§ Your objective: Each line below must be set down exactly; omit any image you find.

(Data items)
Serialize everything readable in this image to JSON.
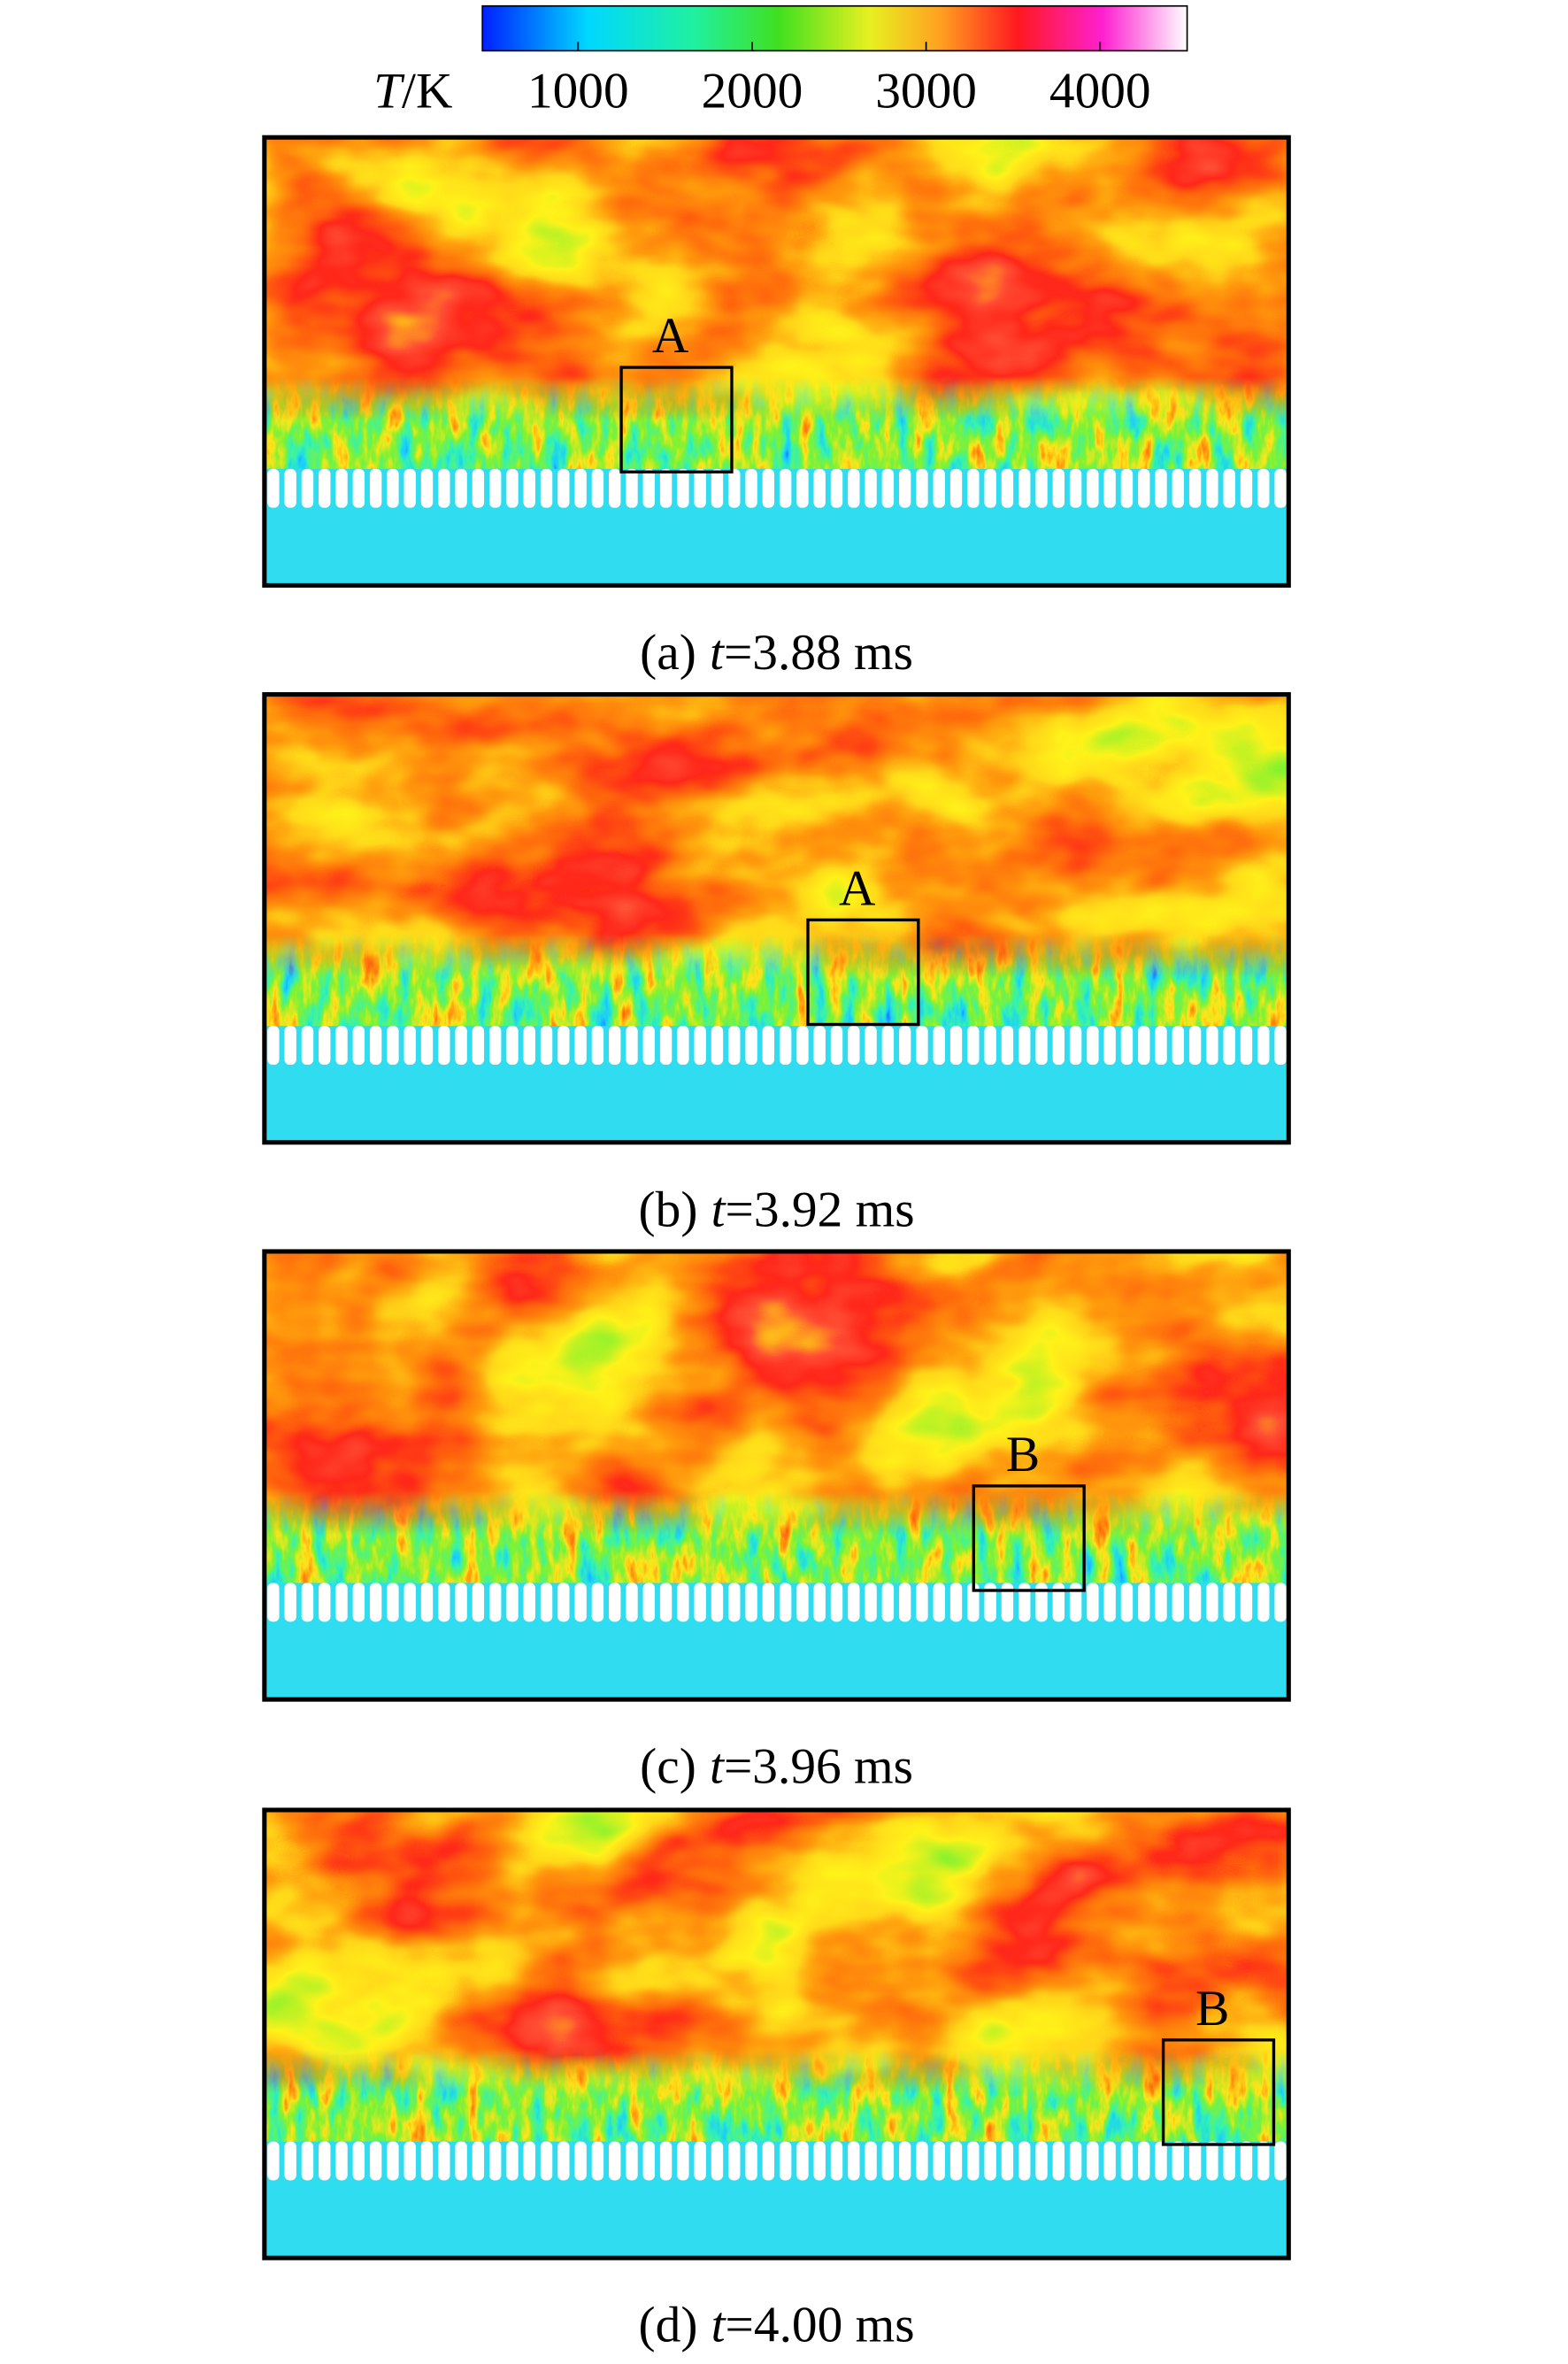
{
  "colorbar": {
    "label": {
      "symbol": "T",
      "unit": "/K"
    },
    "range": [
      450,
      4500
    ],
    "ticks": [
      1000,
      2000,
      3000,
      4000
    ]
  },
  "panels": [
    {
      "caption": {
        "index": "(a)",
        "symbol": "t",
        "text": "=3.88 ms"
      },
      "marker": "A"
    },
    {
      "caption": {
        "index": "(b)",
        "symbol": "t",
        "text": "=3.92 ms"
      },
      "marker": "A"
    },
    {
      "caption": {
        "index": "(c)",
        "symbol": "t",
        "text": "=3.96 ms"
      },
      "marker": "B"
    },
    {
      "caption": {
        "index": "(d)",
        "symbol": "t",
        "text": "=4.00 ms"
      },
      "marker": "B"
    }
  ]
}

§ Worked solution:
Serialize everything readable in this image to JSON.
{
  "colorbar": {
    "label": {
      "symbol": "T",
      "unit": "/K"
    },
    "range": [
      450,
      4500
    ],
    "ticks": [
      1000,
      2000,
      3000,
      4000
    ]
  },
  "panels": [
    {
      "caption": {
        "index": "(a)",
        "symbol": "t",
        "text": "=3.88 ms"
      },
      "marker": "A"
    },
    {
      "caption": {
        "index": "(b)",
        "symbol": "t",
        "text": "=3.92 ms"
      },
      "marker": "A"
    },
    {
      "caption": {
        "index": "(c)",
        "symbol": "t",
        "text": "=3.96 ms"
      },
      "marker": "B"
    },
    {
      "caption": {
        "index": "(d)",
        "symbol": "t",
        "text": "=4.00 ms"
      },
      "marker": "B"
    }
  ]
}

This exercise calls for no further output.